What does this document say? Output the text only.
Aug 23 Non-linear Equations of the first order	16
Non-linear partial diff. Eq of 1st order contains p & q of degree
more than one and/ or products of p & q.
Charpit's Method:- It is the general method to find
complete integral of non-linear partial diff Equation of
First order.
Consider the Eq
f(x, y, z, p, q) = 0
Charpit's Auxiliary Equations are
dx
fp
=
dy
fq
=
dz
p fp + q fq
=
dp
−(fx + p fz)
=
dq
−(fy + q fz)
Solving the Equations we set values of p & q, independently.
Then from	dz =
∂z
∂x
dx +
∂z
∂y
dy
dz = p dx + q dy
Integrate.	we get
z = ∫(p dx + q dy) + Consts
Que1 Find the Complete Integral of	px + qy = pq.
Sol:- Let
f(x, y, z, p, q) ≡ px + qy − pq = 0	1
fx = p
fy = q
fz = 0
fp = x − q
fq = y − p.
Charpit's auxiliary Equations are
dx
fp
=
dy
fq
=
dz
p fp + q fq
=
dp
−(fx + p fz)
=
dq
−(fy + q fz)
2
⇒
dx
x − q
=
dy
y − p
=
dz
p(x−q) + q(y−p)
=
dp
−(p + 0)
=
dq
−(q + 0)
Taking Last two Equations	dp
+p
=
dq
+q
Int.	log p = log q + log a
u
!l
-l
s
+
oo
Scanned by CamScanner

-*-

=== WHAT THIS TASK INVOLVES ===
Copy out all of the records shown above exactly.

=== EXERCISE RESULT ===
What does this document say? Output the text only.
Aug 23 Non-linear Equations of the first order	16
Non-linear partial diff. Eq of 1st order contains p & q of degree
more than one and/ or products of p & q.
Charpit's Method:- It is the general method to find
complete integral of non-linear partial diff Equation of
First order.
Consider the Eq
f(x, y, z, p, q) = 0
Charpit's Auxiliary Equations are
dx
fp
=
dy
fq
=
dz
p fp + q fq
=
dp
−(fx + p fz)
=
dq
−(fy + q fz)
Solving the Equations we set values of p & q, independently.
Then from	dz =
∂z
∂x
dx +
∂z
∂y
dy
dz = p dx + q dy
Integrate.	we get
z = ∫(p dx + q dy) + Consts
Que1 Find the Complete Integral of	px + qy = pq.
Sol:- Let
f(x, y, z, p, q) ≡ px + qy − pq = 0	1
fx = p
fy = q
fz = 0
fp = x − q
fq = y − p.
Charpit's auxiliary Equations are
dx
fp
=
dy
fq
=
dz
p fp + q fq
=
dp
−(fx + p fz)
=
dq
−(fy + q fz)
2
⇒
dx
x − q
=
dy
y − p
=
dz
p(x−q) + q(y−p)
=
dp
−(p + 0)
=
dq
−(q + 0)
Taking Last two Equations	dp
+p
=
dq
+q
Int.	log p = log q + log a
u
!l
-l
s
+
oo
Scanned by CamScanner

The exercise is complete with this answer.